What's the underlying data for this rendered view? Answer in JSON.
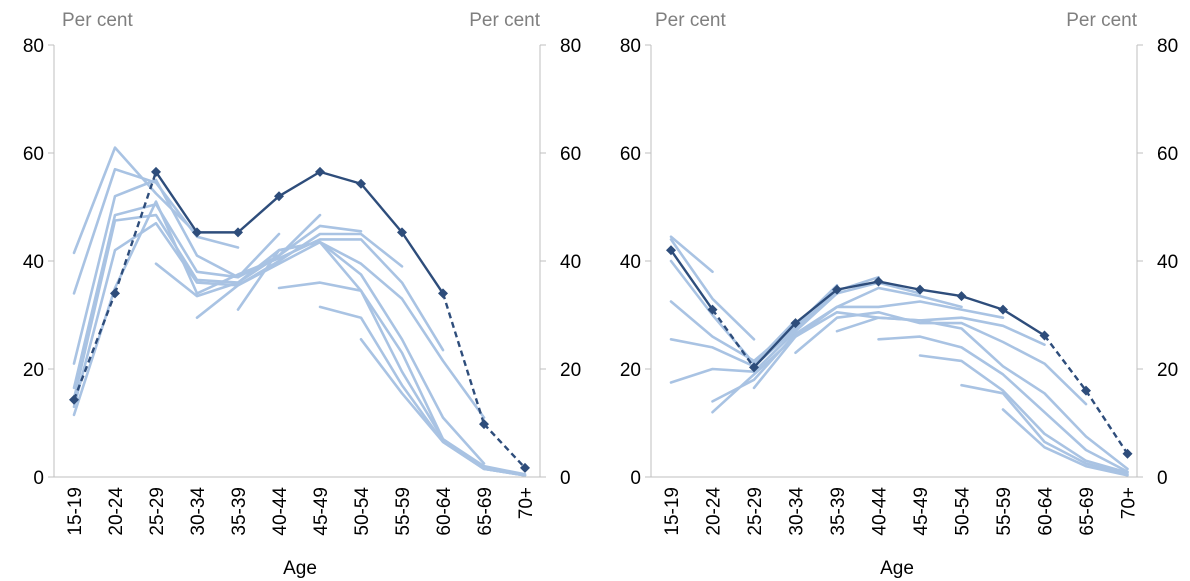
{
  "chart_data": [
    {
      "type": "line",
      "xlabel": "Age",
      "unit_left": "Per cent",
      "unit_right": "Per cent",
      "ylim": [
        0,
        80
      ],
      "yticks": [
        0,
        20,
        40,
        60,
        80
      ],
      "grid": false,
      "categories": [
        "15-19",
        "20-24",
        "25-29",
        "30-34",
        "35-39",
        "40-44",
        "45-49",
        "50-54",
        "55-59",
        "60-64",
        "65-69",
        "70+"
      ],
      "colors": {
        "main": "#2e4d7b",
        "cohort": "#a9c3e3"
      },
      "main_series": {
        "values": [
          14.3,
          34,
          56.5,
          45.3,
          45.3,
          52,
          56.5,
          54.3,
          45.3,
          34,
          9.8,
          1.7
        ],
        "dashed_segments": [
          [
            0,
            1
          ],
          [
            1,
            2
          ],
          [
            9,
            10
          ],
          [
            10,
            11
          ]
        ]
      },
      "cohort_series": [
        {
          "values": [
            41.5,
            61,
            52.5,
            45,
            null,
            null,
            null,
            null,
            null,
            null,
            null,
            null
          ]
        },
        {
          "values": [
            34,
            57,
            54.5,
            44.5,
            42.5,
            null,
            null,
            null,
            null,
            null,
            null,
            null
          ]
        },
        {
          "values": [
            21,
            52,
            55,
            41,
            37,
            45,
            null,
            null,
            null,
            null,
            null,
            null
          ]
        },
        {
          "values": [
            16.5,
            48.5,
            50.5,
            38,
            37,
            41,
            48.5,
            null,
            null,
            null,
            null,
            null
          ]
        },
        {
          "values": [
            14.5,
            47.5,
            48.5,
            36.5,
            36,
            41,
            46.5,
            45.5,
            null,
            null,
            null,
            null
          ]
        },
        {
          "values": [
            13,
            42,
            47,
            36,
            35.5,
            40,
            45,
            45,
            39,
            null,
            null,
            null
          ]
        },
        {
          "values": [
            11.5,
            35,
            51,
            34,
            37.5,
            40.5,
            44,
            44,
            36,
            23.5,
            null,
            null
          ]
        },
        {
          "values": [
            null,
            null,
            39.5,
            33.5,
            36,
            42,
            43.5,
            39.5,
            33,
            21.5,
            11,
            null
          ]
        },
        {
          "values": [
            null,
            null,
            null,
            29.5,
            35.5,
            39.5,
            43.5,
            37.5,
            25.5,
            11,
            2.5,
            null
          ]
        },
        {
          "values": [
            null,
            null,
            null,
            null,
            31,
            42,
            43.5,
            34.5,
            19.5,
            7,
            2,
            0.5
          ]
        },
        {
          "values": [
            null,
            null,
            null,
            null,
            null,
            35,
            36,
            34.5,
            23,
            7,
            1.5,
            0.3
          ]
        },
        {
          "values": [
            null,
            null,
            null,
            null,
            null,
            null,
            31.5,
            29.5,
            17,
            6.5,
            1.5,
            0.3
          ]
        },
        {
          "values": [
            null,
            null,
            null,
            null,
            null,
            null,
            null,
            25.5,
            15.5,
            6.5,
            1.5,
            0.3
          ]
        }
      ]
    },
    {
      "type": "line",
      "xlabel": "Age",
      "unit_left": "Per cent",
      "unit_right": "Per cent",
      "ylim": [
        0,
        80
      ],
      "yticks": [
        0,
        20,
        40,
        60,
        80
      ],
      "grid": false,
      "categories": [
        "15-19",
        "20-24",
        "25-29",
        "30-34",
        "35-39",
        "40-44",
        "45-49",
        "50-54",
        "55-59",
        "60-64",
        "65-69",
        "70+"
      ],
      "colors": {
        "main": "#2e4d7b",
        "cohort": "#a9c3e3"
      },
      "main_series": {
        "values": [
          42,
          31,
          20.3,
          28.5,
          34.7,
          36.2,
          34.7,
          33.5,
          31,
          26.2,
          16,
          4.3
        ],
        "dashed_segments": [
          [
            1,
            2
          ],
          [
            9,
            10
          ],
          [
            10,
            11
          ]
        ]
      },
      "cohort_series": [
        {
          "values": [
            44.5,
            38,
            null,
            null,
            null,
            null,
            null,
            null,
            null,
            null,
            null,
            null
          ]
        },
        {
          "values": [
            44,
            33,
            25.5,
            null,
            null,
            null,
            null,
            null,
            null,
            null,
            null,
            null
          ]
        },
        {
          "values": [
            40,
            30,
            21,
            29,
            null,
            null,
            null,
            null,
            null,
            null,
            null,
            null
          ]
        },
        {
          "values": [
            32.5,
            26,
            21.5,
            28,
            35.5,
            null,
            null,
            null,
            null,
            null,
            null,
            null
          ]
        },
        {
          "values": [
            25.5,
            24,
            20.5,
            27.5,
            34.5,
            37,
            null,
            null,
            null,
            null,
            null,
            null
          ]
        },
        {
          "values": [
            17.5,
            20,
            19.5,
            27,
            34,
            36,
            34,
            null,
            null,
            null,
            null,
            null
          ]
        },
        {
          "values": [
            null,
            14,
            18,
            26.5,
            31.5,
            35,
            33.5,
            31.5,
            null,
            null,
            null,
            null
          ]
        },
        {
          "values": [
            null,
            12,
            19,
            26,
            31.5,
            31.5,
            32.5,
            31,
            29.5,
            null,
            null,
            null
          ]
        },
        {
          "values": [
            null,
            null,
            16.5,
            26,
            30.5,
            29.5,
            29,
            29.5,
            28,
            24.5,
            null,
            null
          ]
        },
        {
          "values": [
            null,
            null,
            null,
            23,
            29.5,
            30.5,
            28.5,
            28.5,
            25,
            21,
            13.5,
            null
          ]
        },
        {
          "values": [
            null,
            null,
            null,
            null,
            27,
            29.5,
            29,
            27.5,
            20.5,
            15.5,
            7.5,
            1.5
          ]
        },
        {
          "values": [
            null,
            null,
            null,
            null,
            null,
            25.5,
            26,
            24,
            19,
            12,
            5,
            1
          ]
        },
        {
          "values": [
            null,
            null,
            null,
            null,
            null,
            null,
            22.5,
            21.5,
            16,
            8,
            3,
            0.8
          ]
        },
        {
          "values": [
            null,
            null,
            null,
            null,
            null,
            null,
            null,
            17,
            15.5,
            6.5,
            2.5,
            0.5
          ]
        },
        {
          "values": [
            null,
            null,
            null,
            null,
            null,
            null,
            null,
            null,
            12.5,
            5.5,
            2,
            0.3
          ]
        }
      ]
    }
  ]
}
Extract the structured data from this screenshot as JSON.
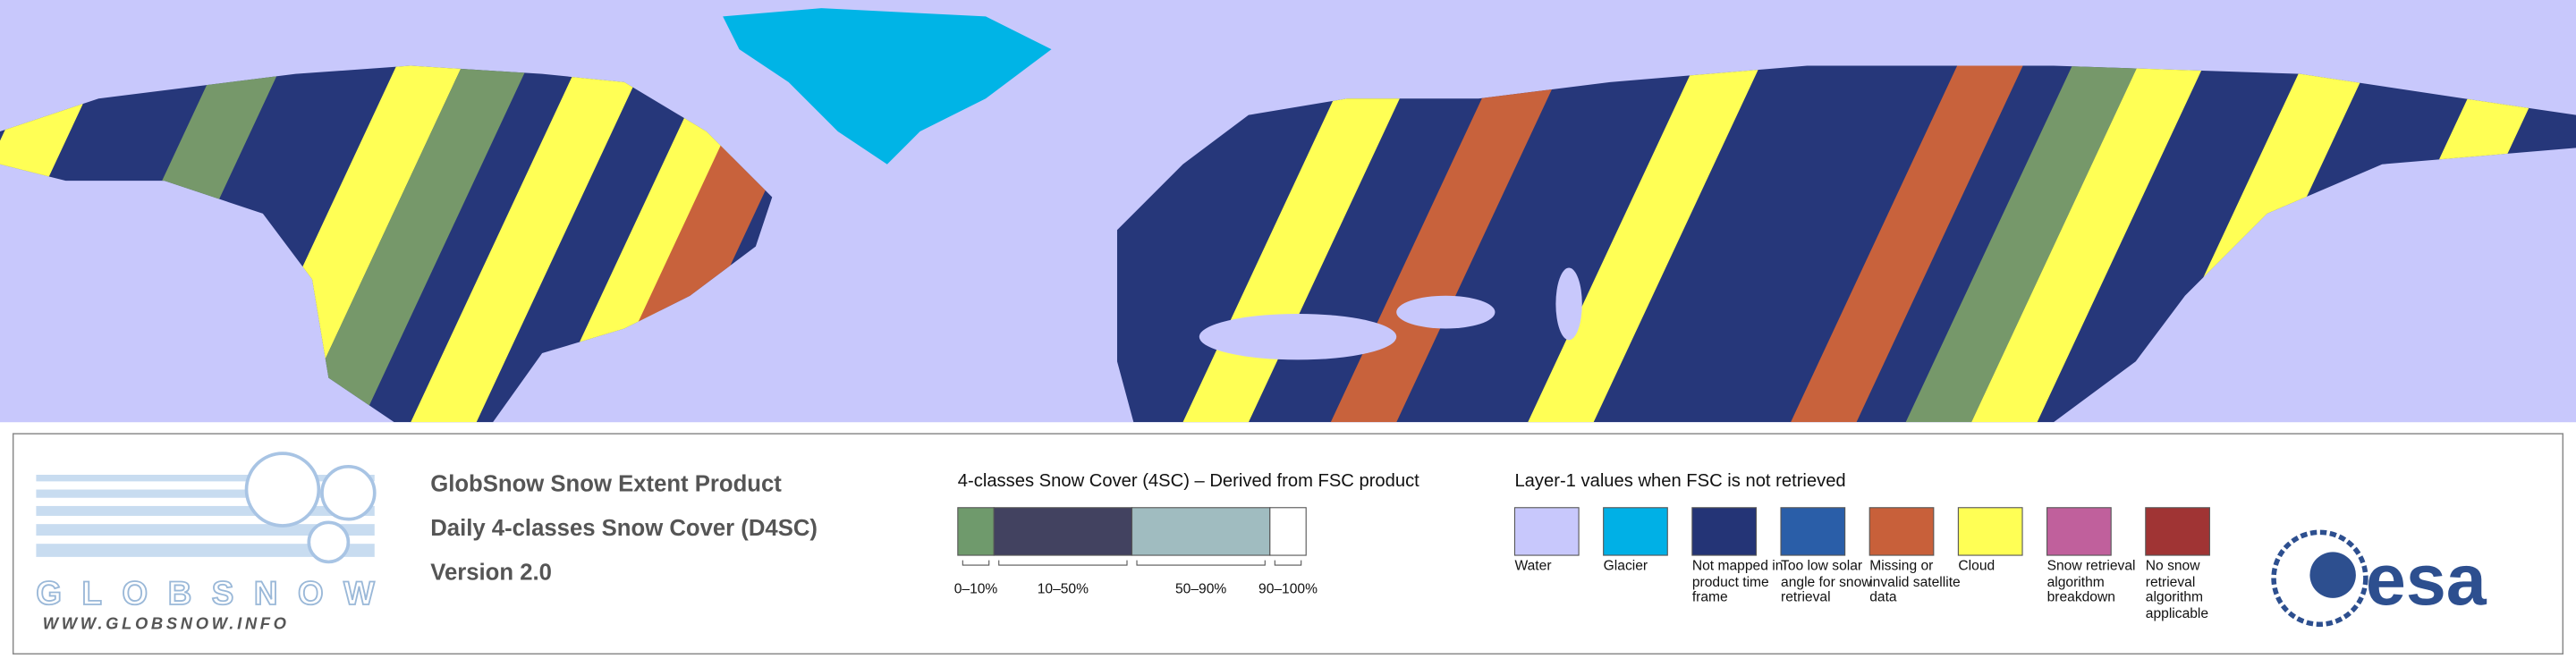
{
  "logo": {
    "name": "GLOBSNOW",
    "url": "WWW.GLOBSNOW.INFO"
  },
  "product": {
    "title": "GlobSnow Snow Extent Product",
    "subtitle": "Daily 4-classes Snow Cover (D4SC)",
    "version": "Version 2.0"
  },
  "four_class_legend": {
    "heading": "4-classes Snow Cover (4SC) – Derived from FSC product",
    "classes": [
      {
        "label": "0–10%",
        "color": "#6f9a6c"
      },
      {
        "label": "10–50%",
        "color": "#424260"
      },
      {
        "label": "50–90%",
        "color": "#a0bcc0"
      },
      {
        "label": "90–100%",
        "color": "#ffffff"
      }
    ]
  },
  "layer1_legend": {
    "heading": "Layer-1 values when FSC is not retrieved",
    "items": [
      {
        "label": "Water",
        "color": "#c8c8fc"
      },
      {
        "label": "Glacier",
        "color": "#00b0e6"
      },
      {
        "label": "Not mapped in product time frame",
        "color": "#243476"
      },
      {
        "label": "Too low solar angle for snow retrieval",
        "color": "#2a5ea8"
      },
      {
        "label": "Missing or invalid satellite data",
        "color": "#c8603a"
      },
      {
        "label": "Cloud",
        "color": "#ffff55"
      },
      {
        "label": "Snow retrieval algorithm breakdown",
        "color": "#c0609c"
      },
      {
        "label": "No snow retrieval algorithm applicable",
        "color": "#a03434"
      }
    ]
  },
  "agency_logo": "esa"
}
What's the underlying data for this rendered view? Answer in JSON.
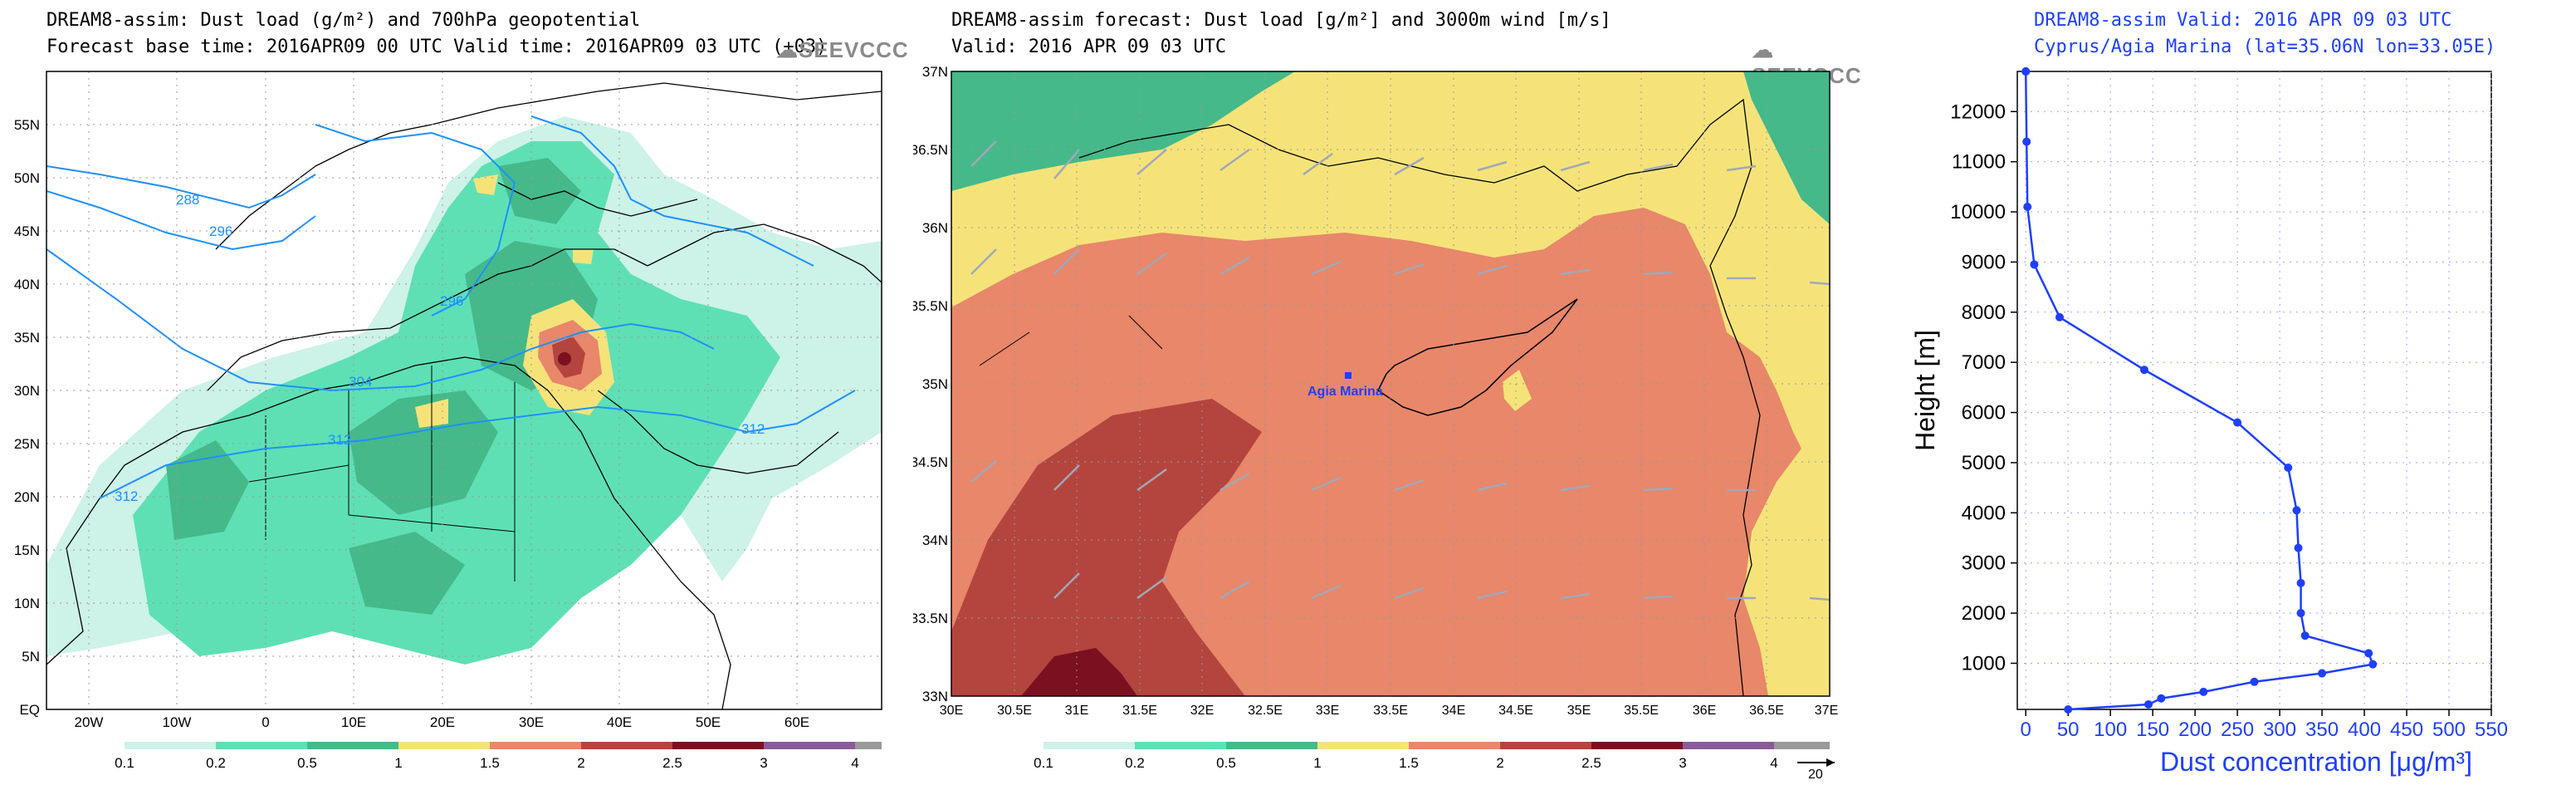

# Job
Report the number of lines in the listing above that include the word "from", and nothing else.

# Response for this exercise
2